* **GOAL**: Collect every line in the records below that contains the word "this".

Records

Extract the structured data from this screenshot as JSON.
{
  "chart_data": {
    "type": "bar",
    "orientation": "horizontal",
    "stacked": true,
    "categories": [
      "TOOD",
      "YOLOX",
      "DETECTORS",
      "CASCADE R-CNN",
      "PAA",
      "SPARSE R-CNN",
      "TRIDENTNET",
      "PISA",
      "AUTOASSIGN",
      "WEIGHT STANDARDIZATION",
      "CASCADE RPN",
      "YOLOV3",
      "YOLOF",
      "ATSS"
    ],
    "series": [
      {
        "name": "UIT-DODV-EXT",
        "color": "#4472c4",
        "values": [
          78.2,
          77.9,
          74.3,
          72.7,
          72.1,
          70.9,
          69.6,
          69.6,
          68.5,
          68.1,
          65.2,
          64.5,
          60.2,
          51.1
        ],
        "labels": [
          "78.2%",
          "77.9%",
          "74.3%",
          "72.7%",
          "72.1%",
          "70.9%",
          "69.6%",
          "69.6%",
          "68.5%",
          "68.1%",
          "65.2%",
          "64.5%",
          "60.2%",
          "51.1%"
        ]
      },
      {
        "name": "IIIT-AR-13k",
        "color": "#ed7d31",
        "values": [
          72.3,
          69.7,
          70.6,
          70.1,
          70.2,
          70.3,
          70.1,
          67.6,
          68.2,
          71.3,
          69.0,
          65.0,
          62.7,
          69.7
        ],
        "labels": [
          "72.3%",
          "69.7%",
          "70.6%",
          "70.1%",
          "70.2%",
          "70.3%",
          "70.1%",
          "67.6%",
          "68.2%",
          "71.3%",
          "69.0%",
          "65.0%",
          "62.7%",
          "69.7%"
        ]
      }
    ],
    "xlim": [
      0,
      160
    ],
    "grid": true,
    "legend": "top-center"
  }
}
--
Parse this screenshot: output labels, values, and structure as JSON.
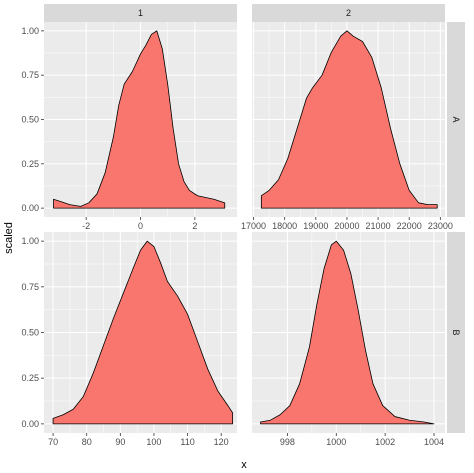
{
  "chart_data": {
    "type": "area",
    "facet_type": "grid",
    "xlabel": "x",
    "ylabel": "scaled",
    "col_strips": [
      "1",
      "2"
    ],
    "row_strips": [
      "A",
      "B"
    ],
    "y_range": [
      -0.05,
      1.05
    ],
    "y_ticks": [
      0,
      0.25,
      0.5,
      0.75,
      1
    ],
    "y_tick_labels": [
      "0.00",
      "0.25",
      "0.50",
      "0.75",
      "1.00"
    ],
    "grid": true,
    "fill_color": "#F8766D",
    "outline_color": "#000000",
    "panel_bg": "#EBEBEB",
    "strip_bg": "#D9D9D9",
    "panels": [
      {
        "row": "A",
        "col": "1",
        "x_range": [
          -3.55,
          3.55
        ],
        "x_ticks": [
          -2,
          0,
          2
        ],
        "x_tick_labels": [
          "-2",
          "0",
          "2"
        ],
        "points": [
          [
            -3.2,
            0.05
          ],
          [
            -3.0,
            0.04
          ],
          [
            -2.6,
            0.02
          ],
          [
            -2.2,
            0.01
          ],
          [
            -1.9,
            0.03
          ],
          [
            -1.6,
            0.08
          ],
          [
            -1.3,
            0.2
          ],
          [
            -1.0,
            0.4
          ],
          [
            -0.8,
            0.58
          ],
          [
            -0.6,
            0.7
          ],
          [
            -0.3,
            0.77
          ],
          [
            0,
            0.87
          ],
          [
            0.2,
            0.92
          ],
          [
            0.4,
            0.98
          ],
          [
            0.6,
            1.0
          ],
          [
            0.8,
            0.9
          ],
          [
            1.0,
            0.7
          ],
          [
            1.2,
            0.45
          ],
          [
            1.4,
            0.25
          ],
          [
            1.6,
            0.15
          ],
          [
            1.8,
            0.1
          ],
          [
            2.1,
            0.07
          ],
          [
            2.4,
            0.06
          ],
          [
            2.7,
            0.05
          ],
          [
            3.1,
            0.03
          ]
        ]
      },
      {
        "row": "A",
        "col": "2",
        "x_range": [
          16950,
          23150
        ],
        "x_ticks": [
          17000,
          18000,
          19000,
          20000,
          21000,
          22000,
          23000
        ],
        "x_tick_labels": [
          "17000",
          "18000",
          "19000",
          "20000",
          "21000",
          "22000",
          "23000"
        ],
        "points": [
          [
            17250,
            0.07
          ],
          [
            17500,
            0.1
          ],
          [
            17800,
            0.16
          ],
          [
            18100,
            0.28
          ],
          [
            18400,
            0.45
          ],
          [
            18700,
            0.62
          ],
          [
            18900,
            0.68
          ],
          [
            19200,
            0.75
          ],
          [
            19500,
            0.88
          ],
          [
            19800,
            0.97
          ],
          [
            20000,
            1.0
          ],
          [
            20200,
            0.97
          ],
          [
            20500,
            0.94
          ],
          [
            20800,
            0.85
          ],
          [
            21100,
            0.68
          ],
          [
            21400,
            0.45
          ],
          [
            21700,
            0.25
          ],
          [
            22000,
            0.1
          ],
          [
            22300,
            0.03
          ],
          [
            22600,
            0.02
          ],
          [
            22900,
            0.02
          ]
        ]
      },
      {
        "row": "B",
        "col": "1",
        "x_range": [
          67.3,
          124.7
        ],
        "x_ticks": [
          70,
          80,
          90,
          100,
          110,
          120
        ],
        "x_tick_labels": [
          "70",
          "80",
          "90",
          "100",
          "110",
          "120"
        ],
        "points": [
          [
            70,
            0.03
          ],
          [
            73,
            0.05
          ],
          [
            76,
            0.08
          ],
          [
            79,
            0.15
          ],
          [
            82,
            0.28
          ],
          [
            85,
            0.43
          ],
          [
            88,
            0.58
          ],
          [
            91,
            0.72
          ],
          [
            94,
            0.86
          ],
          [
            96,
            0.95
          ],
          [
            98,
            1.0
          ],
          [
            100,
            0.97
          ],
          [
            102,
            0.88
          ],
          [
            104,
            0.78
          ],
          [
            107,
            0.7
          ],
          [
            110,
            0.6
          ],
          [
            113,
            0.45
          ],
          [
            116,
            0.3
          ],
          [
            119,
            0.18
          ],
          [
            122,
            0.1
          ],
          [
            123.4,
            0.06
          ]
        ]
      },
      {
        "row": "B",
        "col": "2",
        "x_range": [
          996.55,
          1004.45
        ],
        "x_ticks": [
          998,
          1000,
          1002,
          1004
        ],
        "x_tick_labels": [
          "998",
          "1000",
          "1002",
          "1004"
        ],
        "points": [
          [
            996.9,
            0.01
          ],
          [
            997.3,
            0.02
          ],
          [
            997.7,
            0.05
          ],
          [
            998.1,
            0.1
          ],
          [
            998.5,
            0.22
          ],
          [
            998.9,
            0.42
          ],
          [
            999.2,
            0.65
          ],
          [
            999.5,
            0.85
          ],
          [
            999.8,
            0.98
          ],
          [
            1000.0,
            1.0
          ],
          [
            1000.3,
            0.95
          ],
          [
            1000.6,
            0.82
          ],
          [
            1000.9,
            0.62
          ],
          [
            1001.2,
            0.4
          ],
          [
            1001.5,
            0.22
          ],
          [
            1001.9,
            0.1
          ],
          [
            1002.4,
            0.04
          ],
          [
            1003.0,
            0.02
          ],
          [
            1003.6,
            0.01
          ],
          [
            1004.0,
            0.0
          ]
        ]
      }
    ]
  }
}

* **EXERCISE SOLUTION**:
Extract the structured data from this screenshot as JSON.
Parse this screenshot: output labels, values, and structure as JSON.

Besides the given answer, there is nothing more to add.